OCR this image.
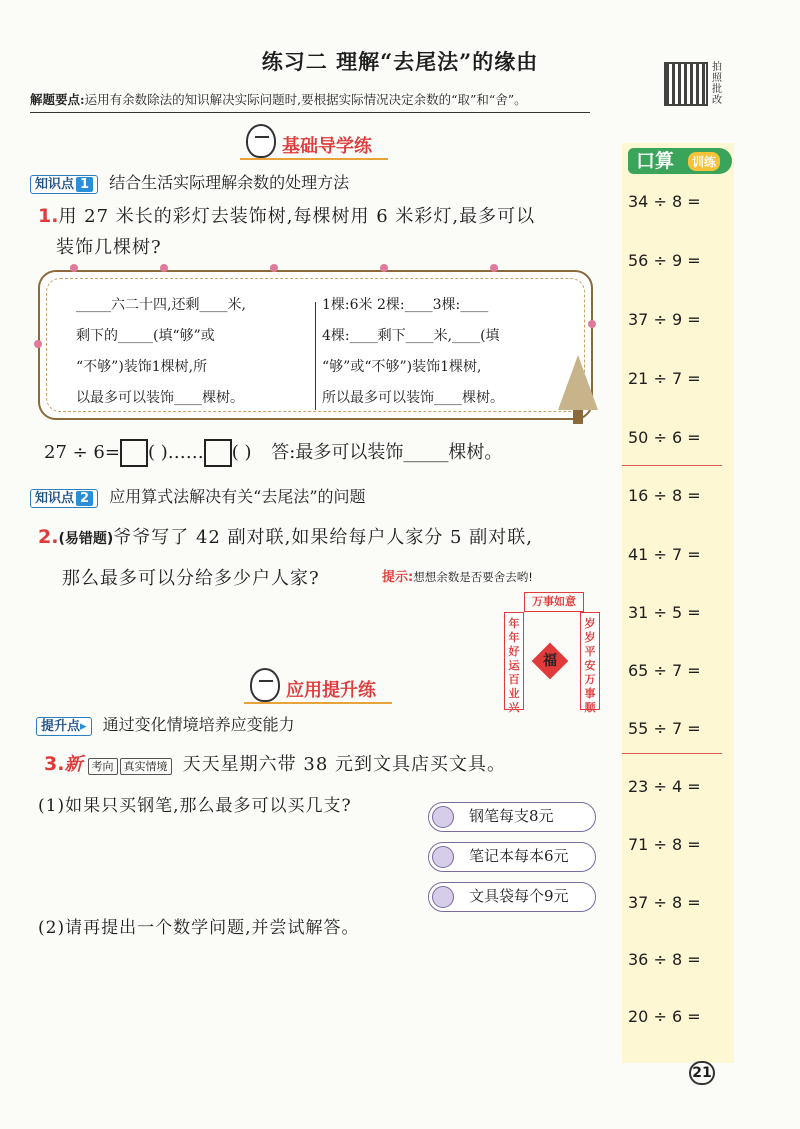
练习二 理解“去尾法”的缘由
解题要点:运用有余数除法的知识解决实际问题时,要根据实际情况决定余数的“取”和“舍”。
拍照批改
基础导学练
知识点 1 结合生活实际理解余数的处理方法
1.用 27 米长的彩灯去装饰树,每棵树用 6 米彩灯,最多可以
装饰几棵树?
_____六二十四,还剩____米,
剩下的_____(填“够”或
“不够”)装饰1棵树,所
以最多可以装饰____棵树。
1棵:6米 2棵:____3棵:____
4棵:____剩下____米,____(填
“够”或“不够”)装饰1棵树,
所以最多可以装饰____棵树。
27 ÷ 6= ( )…… ( ) 答:最多可以装饰_____棵树。
知识点 2 应用算式法解决有关“去尾法”的问题
2.(易错题)爷爷写了 42 副对联,如果给每户人家分 5 副对联,
那么最多可以分给多少户人家?	提示:想想余数是否要舍去哟!
万事如意
年年好运百业兴
岁岁平安万事顺
福
应用提升练
提升点▸ 通过变化情境培养应变能力
3.新 考向 真实情境 天天星期六带 38 元到文具店买文具。
(1)如果只买钢笔,那么最多可以买几支?
(2)请再提出一个数学问题,并尝试解答。
钢笔每支8元
笔记本每本6元
文具袋每个9元
口算	训练
34 ÷ 8 =
56 ÷ 9 =
37 ÷ 9 =
21 ÷ 7 =
50 ÷ 6 =
16 ÷ 8 =
41 ÷ 7 =
31 ÷ 5 =
65 ÷ 7 =
55 ÷ 7 =
23 ÷ 4 =
71 ÷ 8 =
37 ÷ 8 =
36 ÷ 8 =
20 ÷ 6 =
21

> [Description of the task]: Your copy should hold every record word for word and none of the pictures.

> [Worked solution]:
OCR this image.
练习二 理解“去尾法”的缘由
解题要点:运用有余数除法的知识解决实际问题时,要根据实际情况决定余数的“取”和“舍”。
拍照批改
基础导学练
知识点 1 结合生活实际理解余数的处理方法
1.用 27 米长的彩灯去装饰树,每棵树用 6 米彩灯,最多可以
装饰几棵树?
_____六二十四,还剩____米,
剩下的_____(填“够”或
“不够”)装饰1棵树,所
以最多可以装饰____棵树。
1棵:6米 2棵:____3棵:____
4棵:____剩下____米,____(填
“够”或“不够”)装饰1棵树,
所以最多可以装饰____棵树。
27 ÷ 6= ( )…… ( ) 答:最多可以装饰_____棵树。
知识点 2 应用算式法解决有关“去尾法”的问题
2.(易错题)爷爷写了 42 副对联,如果给每户人家分 5 副对联,
那么最多可以分给多少户人家?	提示:想想余数是否要舍去哟!
万事如意
年年好运百业兴
岁岁平安万事顺
福
应用提升练
提升点▸ 通过变化情境培养应变能力
3.新 考向 真实情境 天天星期六带 38 元到文具店买文具。
(1)如果只买钢笔,那么最多可以买几支?
(2)请再提出一个数学问题,并尝试解答。
钢笔每支8元
笔记本每本6元
文具袋每个9元
口算	训练
34 ÷ 8 =
56 ÷ 9 =
37 ÷ 9 =
21 ÷ 7 =
50 ÷ 6 =
16 ÷ 8 =
41 ÷ 7 =
31 ÷ 5 =
65 ÷ 7 =
55 ÷ 7 =
23 ÷ 4 =
71 ÷ 8 =
37 ÷ 8 =
36 ÷ 8 =
20 ÷ 6 =
21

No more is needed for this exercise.